▶ _Data for this task_
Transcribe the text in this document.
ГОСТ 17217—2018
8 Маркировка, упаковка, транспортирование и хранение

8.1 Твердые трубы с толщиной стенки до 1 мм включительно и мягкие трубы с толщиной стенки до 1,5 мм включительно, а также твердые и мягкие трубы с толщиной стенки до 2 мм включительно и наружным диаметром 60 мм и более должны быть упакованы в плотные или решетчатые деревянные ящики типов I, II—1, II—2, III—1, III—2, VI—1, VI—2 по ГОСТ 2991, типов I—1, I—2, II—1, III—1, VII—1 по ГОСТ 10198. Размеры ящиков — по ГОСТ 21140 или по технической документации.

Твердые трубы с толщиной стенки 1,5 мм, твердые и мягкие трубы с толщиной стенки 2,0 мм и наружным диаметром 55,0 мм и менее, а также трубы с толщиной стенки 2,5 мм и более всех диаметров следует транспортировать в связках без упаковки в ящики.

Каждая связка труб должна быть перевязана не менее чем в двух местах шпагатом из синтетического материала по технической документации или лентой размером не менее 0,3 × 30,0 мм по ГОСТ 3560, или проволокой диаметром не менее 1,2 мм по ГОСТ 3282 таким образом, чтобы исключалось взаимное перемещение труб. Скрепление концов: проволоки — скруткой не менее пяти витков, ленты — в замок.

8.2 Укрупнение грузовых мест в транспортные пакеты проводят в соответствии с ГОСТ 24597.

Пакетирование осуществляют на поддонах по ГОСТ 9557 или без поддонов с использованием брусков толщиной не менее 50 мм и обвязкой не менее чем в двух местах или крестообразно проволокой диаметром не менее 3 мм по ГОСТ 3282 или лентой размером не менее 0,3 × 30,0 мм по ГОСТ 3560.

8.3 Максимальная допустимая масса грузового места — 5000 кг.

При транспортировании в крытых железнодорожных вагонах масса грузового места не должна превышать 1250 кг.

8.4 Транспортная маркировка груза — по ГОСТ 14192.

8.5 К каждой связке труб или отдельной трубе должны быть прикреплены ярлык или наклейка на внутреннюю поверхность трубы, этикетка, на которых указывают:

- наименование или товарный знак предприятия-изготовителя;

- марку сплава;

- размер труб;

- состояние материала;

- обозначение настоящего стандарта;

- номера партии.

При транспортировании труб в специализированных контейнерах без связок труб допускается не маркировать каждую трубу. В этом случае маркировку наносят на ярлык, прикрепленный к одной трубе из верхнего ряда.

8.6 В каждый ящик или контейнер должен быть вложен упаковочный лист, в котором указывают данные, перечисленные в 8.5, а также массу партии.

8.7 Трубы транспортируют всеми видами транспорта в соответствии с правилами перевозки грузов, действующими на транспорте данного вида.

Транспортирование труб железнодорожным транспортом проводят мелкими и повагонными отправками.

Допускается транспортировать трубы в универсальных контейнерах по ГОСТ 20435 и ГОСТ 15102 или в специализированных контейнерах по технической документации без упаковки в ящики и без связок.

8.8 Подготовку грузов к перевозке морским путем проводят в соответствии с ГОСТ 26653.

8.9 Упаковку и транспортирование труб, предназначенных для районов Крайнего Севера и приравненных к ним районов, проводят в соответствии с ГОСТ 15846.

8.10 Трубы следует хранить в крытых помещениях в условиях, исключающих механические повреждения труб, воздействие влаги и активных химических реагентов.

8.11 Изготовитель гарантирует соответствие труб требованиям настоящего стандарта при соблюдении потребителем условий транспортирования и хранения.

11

▶ _What is expected_
Go through the listing above and pull out each line containing the word "крытых".

▶ _Exercise response_
При транспортировании в крытых железнодорожных вагонах масса грузового места не должна превышать 1250 кг.
8.10 Трубы следует хранить в крытых помещениях в условиях, исключающих механические повреждения труб, воздействие влаги и активных химических реагентов.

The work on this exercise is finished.